Pull out every line of the listing below and reproduce it character for character, leaving out the pictures.

--- Material ---

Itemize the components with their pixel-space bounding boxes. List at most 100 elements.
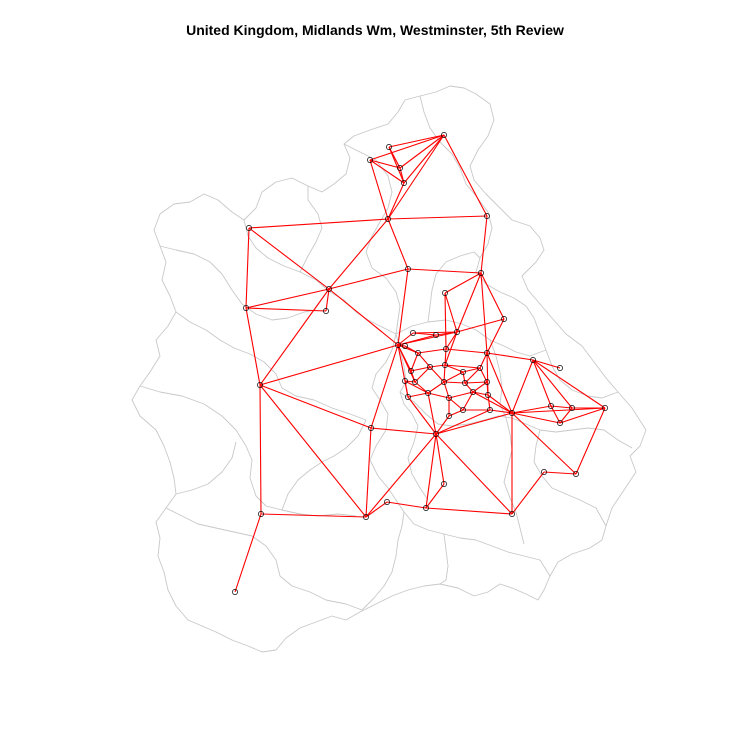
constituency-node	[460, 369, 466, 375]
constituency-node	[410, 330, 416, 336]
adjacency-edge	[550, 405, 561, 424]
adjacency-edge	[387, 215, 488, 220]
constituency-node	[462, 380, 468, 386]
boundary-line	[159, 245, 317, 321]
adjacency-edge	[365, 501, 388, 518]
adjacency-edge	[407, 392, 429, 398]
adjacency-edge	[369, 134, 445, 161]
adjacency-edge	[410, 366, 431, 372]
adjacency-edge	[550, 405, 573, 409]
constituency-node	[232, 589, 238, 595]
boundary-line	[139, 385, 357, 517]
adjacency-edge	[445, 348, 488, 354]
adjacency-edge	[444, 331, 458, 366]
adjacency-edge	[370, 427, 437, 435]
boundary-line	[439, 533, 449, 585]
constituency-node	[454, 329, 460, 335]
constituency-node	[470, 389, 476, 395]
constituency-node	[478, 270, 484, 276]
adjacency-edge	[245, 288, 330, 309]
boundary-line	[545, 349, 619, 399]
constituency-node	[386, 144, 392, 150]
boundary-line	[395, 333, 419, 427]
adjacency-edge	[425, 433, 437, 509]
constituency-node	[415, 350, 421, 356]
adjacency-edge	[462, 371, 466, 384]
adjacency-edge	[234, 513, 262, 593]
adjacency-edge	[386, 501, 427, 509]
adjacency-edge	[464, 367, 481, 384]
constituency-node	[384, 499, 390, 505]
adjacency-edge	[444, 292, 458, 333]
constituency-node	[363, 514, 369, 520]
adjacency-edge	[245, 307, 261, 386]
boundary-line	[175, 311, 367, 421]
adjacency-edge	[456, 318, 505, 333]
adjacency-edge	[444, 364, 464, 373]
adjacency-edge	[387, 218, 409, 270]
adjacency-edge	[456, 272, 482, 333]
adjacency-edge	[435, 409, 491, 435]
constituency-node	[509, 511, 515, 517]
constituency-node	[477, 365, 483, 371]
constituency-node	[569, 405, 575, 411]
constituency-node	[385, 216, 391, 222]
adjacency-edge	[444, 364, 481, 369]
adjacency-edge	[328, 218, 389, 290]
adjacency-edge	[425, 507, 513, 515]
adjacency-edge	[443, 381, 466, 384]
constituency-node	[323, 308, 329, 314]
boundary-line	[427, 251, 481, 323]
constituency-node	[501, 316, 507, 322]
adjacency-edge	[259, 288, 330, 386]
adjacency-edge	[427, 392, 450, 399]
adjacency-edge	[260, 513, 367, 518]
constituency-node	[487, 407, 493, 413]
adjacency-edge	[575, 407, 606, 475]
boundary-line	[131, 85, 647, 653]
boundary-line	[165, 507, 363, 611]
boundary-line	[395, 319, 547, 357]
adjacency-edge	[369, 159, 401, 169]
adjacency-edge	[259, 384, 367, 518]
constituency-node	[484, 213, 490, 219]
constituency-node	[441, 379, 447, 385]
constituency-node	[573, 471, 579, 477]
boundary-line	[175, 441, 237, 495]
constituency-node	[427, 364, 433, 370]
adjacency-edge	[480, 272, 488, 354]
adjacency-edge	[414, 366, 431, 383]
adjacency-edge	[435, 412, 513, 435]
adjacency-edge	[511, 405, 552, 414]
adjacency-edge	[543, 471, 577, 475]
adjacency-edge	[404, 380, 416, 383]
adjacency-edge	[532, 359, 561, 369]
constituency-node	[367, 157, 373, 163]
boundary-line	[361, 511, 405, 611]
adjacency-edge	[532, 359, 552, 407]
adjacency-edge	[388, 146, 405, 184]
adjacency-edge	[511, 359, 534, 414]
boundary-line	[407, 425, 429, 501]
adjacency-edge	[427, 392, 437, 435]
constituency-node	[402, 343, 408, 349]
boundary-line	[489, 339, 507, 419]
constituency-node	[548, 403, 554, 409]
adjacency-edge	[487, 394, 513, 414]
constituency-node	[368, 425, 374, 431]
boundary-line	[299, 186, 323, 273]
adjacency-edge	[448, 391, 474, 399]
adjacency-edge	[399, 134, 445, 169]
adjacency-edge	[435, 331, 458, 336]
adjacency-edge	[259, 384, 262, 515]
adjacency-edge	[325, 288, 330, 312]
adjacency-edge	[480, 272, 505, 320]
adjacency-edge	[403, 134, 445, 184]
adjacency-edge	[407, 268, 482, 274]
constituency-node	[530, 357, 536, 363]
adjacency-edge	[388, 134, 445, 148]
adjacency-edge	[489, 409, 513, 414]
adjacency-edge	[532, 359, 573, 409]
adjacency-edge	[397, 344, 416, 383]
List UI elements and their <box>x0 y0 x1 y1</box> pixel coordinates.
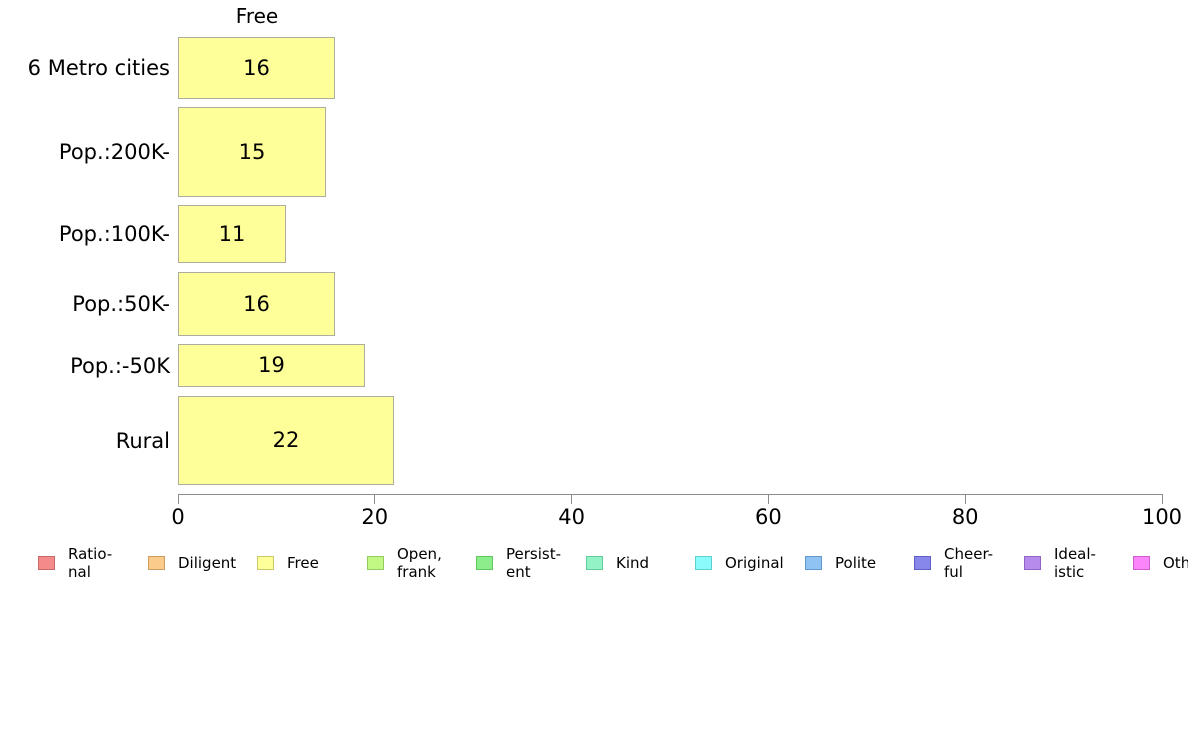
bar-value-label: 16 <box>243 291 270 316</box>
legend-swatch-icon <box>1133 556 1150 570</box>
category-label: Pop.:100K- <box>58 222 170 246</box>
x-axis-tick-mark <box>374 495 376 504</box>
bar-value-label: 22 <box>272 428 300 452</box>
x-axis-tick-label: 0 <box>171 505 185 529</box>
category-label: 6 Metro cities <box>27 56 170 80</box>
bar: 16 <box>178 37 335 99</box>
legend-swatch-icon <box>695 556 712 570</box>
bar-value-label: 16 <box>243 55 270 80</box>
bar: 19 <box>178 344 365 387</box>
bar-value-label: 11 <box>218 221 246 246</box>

---

• Output of the task:
Itemize the components with their pixel-space bounding boxes. List at most 100 elements.
constituency-node	[460, 369, 466, 375]
constituency-node	[410, 330, 416, 336]
adjacency-edge	[550, 405, 561, 424]
adjacency-edge	[387, 215, 488, 220]
constituency-node	[462, 380, 468, 386]
boundary-line	[159, 245, 317, 321]
adjacency-edge	[365, 501, 388, 518]
adjacency-edge	[407, 392, 429, 398]
adjacency-edge	[369, 134, 445, 161]
adjacency-edge	[410, 366, 431, 372]
adjacency-edge	[550, 405, 573, 409]
constituency-node	[232, 589, 238, 595]
boundary-line	[139, 385, 357, 517]
adjacency-edge	[445, 348, 488, 354]
adjacency-edge	[444, 331, 458, 366]
adjacency-edge	[370, 427, 437, 435]
boundary-line	[439, 533, 449, 585]
constituency-node	[454, 329, 460, 335]
constituency-node	[470, 389, 476, 395]
constituency-node	[478, 270, 484, 276]
adjacency-edge	[245, 288, 330, 309]
boundary-line	[545, 349, 619, 399]
constituency-node	[386, 144, 392, 150]
boundary-line	[395, 333, 419, 427]
adjacency-edge	[425, 433, 437, 509]
constituency-node	[415, 350, 421, 356]
adjacency-edge	[462, 371, 466, 384]
adjacency-edge	[234, 513, 262, 593]
adjacency-edge	[386, 501, 427, 509]
adjacency-edge	[464, 367, 481, 384]
constituency-node	[384, 499, 390, 505]
adjacency-edge	[444, 292, 458, 333]
constituency-node	[363, 514, 369, 520]
adjacency-edge	[245, 307, 261, 386]
boundary-line	[175, 311, 367, 421]
adjacency-edge	[456, 318, 505, 333]
adjacency-edge	[444, 364, 464, 373]
adjacency-edge	[387, 218, 409, 270]
adjacency-edge	[456, 272, 482, 333]
adjacency-edge	[435, 409, 491, 435]
constituency-node	[509, 511, 515, 517]
constituency-node	[477, 365, 483, 371]
constituency-node	[569, 405, 575, 411]
constituency-node	[385, 216, 391, 222]
adjacency-edge	[444, 364, 481, 369]
adjacency-edge	[328, 218, 389, 290]
adjacency-edge	[425, 507, 513, 515]
adjacency-edge	[443, 381, 466, 384]
constituency-node	[323, 308, 329, 314]
boundary-line	[427, 251, 481, 323]
constituency-node	[501, 316, 507, 322]
adjacency-edge	[259, 288, 330, 386]
adjacency-edge	[427, 392, 450, 399]
adjacency-edge	[260, 513, 367, 518]
constituency-node	[487, 407, 493, 413]
adjacency-edge	[575, 407, 606, 475]
boundary-line	[131, 85, 647, 653]
boundary-line	[165, 507, 363, 611]
boundary-line	[395, 319, 547, 357]
adjacency-edge	[369, 159, 401, 169]
adjacency-edge	[259, 384, 367, 518]
constituency-node	[484, 213, 490, 219]
constituency-node	[441, 379, 447, 385]
constituency-node	[573, 471, 579, 477]
boundary-line	[175, 441, 237, 495]
constituency-node	[427, 364, 433, 370]
adjacency-edge	[480, 272, 488, 354]
adjacency-edge	[414, 366, 431, 383]
adjacency-edge	[435, 412, 513, 435]
adjacency-edge	[511, 405, 552, 414]
adjacency-edge	[543, 471, 577, 475]
adjacency-edge	[404, 380, 416, 383]
adjacency-edge	[532, 359, 561, 369]
constituency-node	[367, 157, 373, 163]
boundary-line	[361, 511, 405, 611]
adjacency-edge	[532, 359, 552, 407]
adjacency-edge	[388, 146, 405, 184]
adjacency-edge	[511, 359, 534, 414]
boundary-line	[407, 425, 429, 501]
adjacency-edge	[427, 392, 437, 435]
constituency-node	[402, 343, 408, 349]
boundary-line	[489, 339, 507, 419]
constituency-node	[548, 403, 554, 409]
adjacency-edge	[487, 394, 513, 414]
constituency-node	[368, 425, 374, 431]
boundary-line	[299, 186, 323, 273]
adjacency-edge	[448, 391, 474, 399]
adjacency-edge	[399, 134, 445, 169]
adjacency-edge	[435, 331, 458, 336]
adjacency-edge	[259, 384, 262, 515]
adjacency-edge	[325, 288, 330, 312]
adjacency-edge	[480, 272, 505, 320]
adjacency-edge	[403, 134, 445, 184]
adjacency-edge	[407, 268, 482, 274]
constituency-node	[530, 357, 536, 363]
adjacency-edge	[388, 134, 445, 148]
adjacency-edge	[489, 409, 513, 414]
adjacency-edge	[532, 359, 573, 409]
adjacency-edge	[397, 344, 416, 383]
List UI elements and their <box>x0 y0 x1 y1</box> pixel coordinates.
bar-value-label: 16 <box>243 291 270 316</box>
legend-swatch-icon <box>1133 556 1150 570</box>
category-label: Pop.:100K- <box>58 222 170 246</box>
x-axis-tick-mark <box>374 495 376 504</box>
bar-value-label: 22 <box>272 428 300 452</box>
x-axis-tick-label: 0 <box>171 505 185 529</box>
category-label: 6 Metro cities <box>27 56 170 80</box>
bar: 16 <box>178 37 335 99</box>
legend-swatch-icon <box>695 556 712 570</box>
bar-value-label: 16 <box>243 55 270 80</box>
bar: 19 <box>178 344 365 387</box>
bar-value-label: 11 <box>218 221 246 246</box>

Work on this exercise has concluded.